WHAT YOU NEED TO DO:
Print the data that follows exactly.

☆ ☆ ☆ ☆ ☆

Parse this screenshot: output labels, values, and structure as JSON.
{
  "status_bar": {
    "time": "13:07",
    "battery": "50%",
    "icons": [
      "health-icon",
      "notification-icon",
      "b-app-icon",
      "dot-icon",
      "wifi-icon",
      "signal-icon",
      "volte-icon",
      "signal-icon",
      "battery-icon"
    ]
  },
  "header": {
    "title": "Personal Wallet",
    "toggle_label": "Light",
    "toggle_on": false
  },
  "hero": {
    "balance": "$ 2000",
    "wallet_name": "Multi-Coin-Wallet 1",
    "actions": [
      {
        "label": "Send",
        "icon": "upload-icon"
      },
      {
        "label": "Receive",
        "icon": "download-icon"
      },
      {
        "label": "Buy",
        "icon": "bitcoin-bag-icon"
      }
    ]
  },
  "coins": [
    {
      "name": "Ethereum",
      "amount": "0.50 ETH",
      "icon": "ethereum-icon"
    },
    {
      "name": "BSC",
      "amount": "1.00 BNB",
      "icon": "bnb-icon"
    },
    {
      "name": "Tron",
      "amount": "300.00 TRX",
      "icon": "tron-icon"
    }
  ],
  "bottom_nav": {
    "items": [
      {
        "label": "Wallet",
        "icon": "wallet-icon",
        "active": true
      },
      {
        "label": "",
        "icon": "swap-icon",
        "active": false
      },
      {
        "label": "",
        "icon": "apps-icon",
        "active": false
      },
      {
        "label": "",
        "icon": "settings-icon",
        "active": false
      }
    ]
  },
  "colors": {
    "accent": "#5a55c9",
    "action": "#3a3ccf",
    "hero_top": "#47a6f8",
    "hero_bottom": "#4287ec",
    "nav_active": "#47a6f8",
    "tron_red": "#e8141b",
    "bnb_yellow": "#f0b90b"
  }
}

☆ ☆ ☆ ☆ ☆

OUTPUT OF THE TASK:
Parse this screenshot: output labels, values, and structure as JSON.
{
  "status_bar": {
    "time": "13:07",
    "battery": "50%",
    "icons": [
      "health-icon",
      "notification-icon",
      "b-app-icon",
      "dot-icon",
      "wifi-icon",
      "signal-icon",
      "volte-icon",
      "signal-icon",
      "battery-icon"
    ]
  },
  "header": {
    "title": "Personal Wallet",
    "toggle_label": "Light",
    "toggle_on": false
  },
  "hero": {
    "balance": "$ 2000",
    "wallet_name": "Multi-Coin-Wallet 1",
    "actions": [
      {
        "label": "Send",
        "icon": "upload-icon"
      },
      {
        "label": "Receive",
        "icon": "download-icon"
      },
      {
        "label": "Buy",
        "icon": "bitcoin-bag-icon"
      }
    ]
  },
  "coins": [
    {
      "name": "Ethereum",
      "amount": "0.50 ETH",
      "icon": "ethereum-icon"
    },
    {
      "name": "BSC",
      "amount": "1.00 BNB",
      "icon": "bnb-icon"
    },
    {
      "name": "Tron",
      "amount": "300.00 TRX",
      "icon": "tron-icon"
    }
  ],
  "bottom_nav": {
    "items": [
      {
        "label": "Wallet",
        "icon": "wallet-icon",
        "active": true
      },
      {
        "label": "",
        "icon": "swap-icon",
        "active": false
      },
      {
        "label": "",
        "icon": "apps-icon",
        "active": false
      },
      {
        "label": "",
        "icon": "settings-icon",
        "active": false
      }
    ]
  },
  "colors": {
    "accent": "#5a55c9",
    "action": "#3a3ccf",
    "hero_top": "#47a6f8",
    "hero_bottom": "#4287ec",
    "nav_active": "#47a6f8",
    "tron_red": "#e8141b",
    "bnb_yellow": "#f0b90b"
  }
}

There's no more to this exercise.